网页节选 =
╭──

培养基2:在培养基1的基础上进行调配,调配后酵母浓度为3%~7%,磷酸胆碱0.5%~2%,磷酸0.5%~2%,葡萄糖10%~20%,硫酸镁0.1%~0.5%,培养过程需要1~2次补糖,每次3%~10%。
2)灌流培养法所用培养基:
培养基1:酵母培养基。
培养基2:基本同酵母发酵法所用培养基2相同,葡萄糖浓度和补糖浓度同比降低25%~50%。
2.1.3 主要仪器和设备
DZ05A发酵罐、紫外分析仪、电泳仪(槽)、紫外分光光度计、高效液相色谱仪。
2.1.4 培养方法
1)酵母发酵法:将酵母菌株加入到预先灭菌的培养基1中,进行无菌培养,10~15 h进入对数生长期,15~25 h后酵母浓度达到3%~7%,此时加入CMP、磷酸胆碱、糖等辅料,调配成培养基2的浓度进行反应,反应30 h左右,摩尔转化率可以达到90%以上(折算重量转化率142%);然后经过机械过滤、层析柱层析、减压浓缩、甲乙醇结晶得到成品固体CDPC。
2)灌流培养法:30 h前培养方法同酵母发酵法,反应30 h左右,摩尔转化率可以达到90%以上 (折算重量转化率142%);此刻酵母浓度为9.5%以上,开始灌流,每2 h从罐内抽出25%体积的反应液,并补入同体积含适当CMP浓度的培养基,抽取补料过程消耗时间约20 min,剩余100 min为反应时间,100 min后,转化率可再次达到90%,再次循环灌流,期间酵母浓度稳定在9.5%~11%之间,缓慢提升。灌流72~96 h后,细胞活力下降,灭菌放罐结束反应并进行清洗灭菌等操作。
经试验,灌流培养在转化率达到平衡后可以维持72~96 h,最终因为酵母浓度过高,衰亡酵母自溶产物过多导致灌流系统能力下降,此时考虑结束灌流培养,采用和旧法相同的灭活过滤方法获得最终产品。

╰──

[已存储的数据条目]
╭──

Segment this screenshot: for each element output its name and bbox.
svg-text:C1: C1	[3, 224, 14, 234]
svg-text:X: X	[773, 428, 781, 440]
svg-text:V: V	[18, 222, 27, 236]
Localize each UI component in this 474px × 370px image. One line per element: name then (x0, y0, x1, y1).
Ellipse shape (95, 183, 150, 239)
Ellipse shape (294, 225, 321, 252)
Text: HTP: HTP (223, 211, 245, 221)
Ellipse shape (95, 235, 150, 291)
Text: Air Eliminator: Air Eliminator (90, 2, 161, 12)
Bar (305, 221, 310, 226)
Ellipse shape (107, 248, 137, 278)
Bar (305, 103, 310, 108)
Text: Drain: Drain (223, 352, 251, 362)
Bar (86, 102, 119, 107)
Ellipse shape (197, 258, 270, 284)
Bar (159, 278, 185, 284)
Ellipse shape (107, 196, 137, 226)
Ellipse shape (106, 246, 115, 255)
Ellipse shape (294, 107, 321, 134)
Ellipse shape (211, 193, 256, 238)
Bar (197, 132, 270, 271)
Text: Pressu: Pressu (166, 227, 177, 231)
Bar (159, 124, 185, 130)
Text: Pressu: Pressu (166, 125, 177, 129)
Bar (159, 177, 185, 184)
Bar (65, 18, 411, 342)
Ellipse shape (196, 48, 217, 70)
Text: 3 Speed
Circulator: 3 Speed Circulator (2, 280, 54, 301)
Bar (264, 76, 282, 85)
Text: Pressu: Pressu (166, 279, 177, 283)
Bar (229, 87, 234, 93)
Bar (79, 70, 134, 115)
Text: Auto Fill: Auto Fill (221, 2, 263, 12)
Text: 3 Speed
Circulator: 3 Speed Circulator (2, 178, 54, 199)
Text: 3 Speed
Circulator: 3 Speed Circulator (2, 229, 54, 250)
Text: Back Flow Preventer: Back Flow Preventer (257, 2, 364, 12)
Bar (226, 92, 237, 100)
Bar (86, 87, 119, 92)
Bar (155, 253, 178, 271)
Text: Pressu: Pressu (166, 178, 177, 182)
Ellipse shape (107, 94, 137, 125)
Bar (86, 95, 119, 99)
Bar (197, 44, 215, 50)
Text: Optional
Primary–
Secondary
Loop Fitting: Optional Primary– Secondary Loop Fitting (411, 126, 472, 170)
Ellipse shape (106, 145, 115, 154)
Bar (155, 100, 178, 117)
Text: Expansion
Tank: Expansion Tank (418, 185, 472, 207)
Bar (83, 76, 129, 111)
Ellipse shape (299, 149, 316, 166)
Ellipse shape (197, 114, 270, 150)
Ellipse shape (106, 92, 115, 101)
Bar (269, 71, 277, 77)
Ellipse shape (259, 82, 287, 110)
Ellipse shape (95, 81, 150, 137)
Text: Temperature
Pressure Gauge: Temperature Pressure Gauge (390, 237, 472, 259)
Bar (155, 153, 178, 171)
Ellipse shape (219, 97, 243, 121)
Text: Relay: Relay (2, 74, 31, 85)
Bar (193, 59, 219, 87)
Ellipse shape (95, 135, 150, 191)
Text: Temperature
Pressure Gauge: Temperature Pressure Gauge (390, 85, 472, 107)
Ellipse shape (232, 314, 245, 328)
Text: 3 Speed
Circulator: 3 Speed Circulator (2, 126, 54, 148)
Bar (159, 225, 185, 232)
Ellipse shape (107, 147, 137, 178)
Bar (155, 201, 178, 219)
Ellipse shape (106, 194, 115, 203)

╰──

任务要求 = 请把上方网页节选中从“2.1.3 主要仪器和设备”起至“的灭活过滤方法获得最终产品。”止的这段文字一字不改地抄写出来。

参考答案 =
2.1.3 主要仪器和设备
DZ05A发酵罐、紫外分析仪、电泳仪(槽)、紫外分光光度计、高效液相色谱仪。
2.1.4 培养方法
1)酵母发酵法:将酵母菌株加入到预先灭菌的培养基1中,进行无菌培养,10~15 h进入对数生长期,15~25 h后酵母浓度达到3%~7%,此时加入CMP、磷酸胆碱、糖等辅料,调配成培养基2的浓度进行反应,反应30 h左右,摩尔转化率可以达到90%以上(折算重量转化率142%);然后经过机械过滤、层析柱层析、减压浓缩、甲乙醇结晶得到成品固体CDPC。
2)灌流培养法:30 h前培养方法同酵母发酵法,反应30 h左右,摩尔转化率可以达到90%以上 (折算重量转化率142%);此刻酵母浓度为9.5%以上,开始灌流,每2 h从罐内抽出25%体积的反应液,并补入同体积含适当CMP浓度的培养基,抽取补料过程消耗时间约20 min,剩余100 min为反应时间,100 min后,转化率可再次达到90%,再次循环灌流,期间酵母浓度稳定在9.5%~11%之间,缓慢提升。灌流72~96 h后,细胞活力下降,灭菌放罐结束反应并进行清洗灭菌等操作。
经试验,灌流培养在转化率达到平衡后可以维持72~96 h,最终因为酵母浓度过高,衰亡酵母自溶产物过多导致灌流系统能力下降,此时考虑结束灌流培养,采用和旧法相同的灭活过滤方法获得最终产品。